• _What is needed_
Quote the data below in full, please, without altering anything.

Data records
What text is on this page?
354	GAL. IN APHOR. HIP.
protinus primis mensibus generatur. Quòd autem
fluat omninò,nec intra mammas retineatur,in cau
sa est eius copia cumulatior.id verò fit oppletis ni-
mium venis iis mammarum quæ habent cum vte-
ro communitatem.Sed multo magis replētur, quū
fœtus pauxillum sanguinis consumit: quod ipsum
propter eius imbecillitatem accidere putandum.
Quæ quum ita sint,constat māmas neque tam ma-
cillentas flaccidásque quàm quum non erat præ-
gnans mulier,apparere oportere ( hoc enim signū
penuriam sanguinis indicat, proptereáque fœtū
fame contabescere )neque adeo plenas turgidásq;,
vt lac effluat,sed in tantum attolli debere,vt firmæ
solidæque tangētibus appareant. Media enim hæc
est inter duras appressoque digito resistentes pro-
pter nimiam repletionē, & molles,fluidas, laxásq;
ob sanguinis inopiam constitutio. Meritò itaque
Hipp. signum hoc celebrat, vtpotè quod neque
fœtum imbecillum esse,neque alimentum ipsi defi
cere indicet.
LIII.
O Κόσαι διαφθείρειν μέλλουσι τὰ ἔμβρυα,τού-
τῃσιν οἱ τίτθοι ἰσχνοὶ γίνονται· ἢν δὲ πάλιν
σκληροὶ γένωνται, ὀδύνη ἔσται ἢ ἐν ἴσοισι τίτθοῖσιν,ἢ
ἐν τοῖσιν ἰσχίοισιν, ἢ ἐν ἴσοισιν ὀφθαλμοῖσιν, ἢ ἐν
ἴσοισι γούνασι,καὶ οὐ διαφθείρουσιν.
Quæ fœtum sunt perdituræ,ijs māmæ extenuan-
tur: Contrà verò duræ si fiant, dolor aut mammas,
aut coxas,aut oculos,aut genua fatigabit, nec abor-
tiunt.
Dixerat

• _Exercise answer_
What text is on this page?
354	GAL. IN APHOR. HIP.
protinus primis mensibus generatur. Quòd autem
fluat omninò,nec intra mammas retineatur,in cau
sa est eius copia cumulatior.id verò fit oppletis ni-
mium venis iis mammarum quæ habent cum vte-
ro communitatem.Sed multo magis replētur, quū
fœtus pauxillum sanguinis consumit: quod ipsum
propter eius imbecillitatem accidere putandum.
Quæ quum ita sint,constat māmas neque tam ma-
cillentas flaccidásque quàm quum non erat præ-
gnans mulier,apparere oportere ( hoc enim signū
penuriam sanguinis indicat, proptereáque fœtū
fame contabescere )neque adeo plenas turgidásq;,
vt lac effluat,sed in tantum attolli debere,vt firmæ
solidæque tangētibus appareant. Media enim hæc
est inter duras appressoque digito resistentes pro-
pter nimiam repletionē, & molles,fluidas, laxásq;
ob sanguinis inopiam constitutio. Meritò itaque
Hipp. signum hoc celebrat, vtpotè quod neque
fœtum imbecillum esse,neque alimentum ipsi defi
cere indicet.
LIII.
O Κόσαι διαφθείρειν μέλλουσι τὰ ἔμβρυα,τού-
τῃσιν οἱ τίτθοι ἰσχνοὶ γίνονται· ἢν δὲ πάλιν
σκληροὶ γένωνται, ὀδύνη ἔσται ἢ ἐν ἴσοισι τίτθοῖσιν,ἢ
ἐν τοῖσιν ἰσχίοισιν, ἢ ἐν ἴσοισιν ὀφθαλμοῖσιν, ἢ ἐν
ἴσοισι γούνασι,καὶ οὐ διαφθείρουσιν.
Quæ fœtum sunt perdituræ,ijs māmæ extenuan-
tur: Contrà verò duræ si fiant, dolor aut mammas,
aut coxas,aut oculos,aut genua fatigabit, nec abor-
tiunt.
Dixerat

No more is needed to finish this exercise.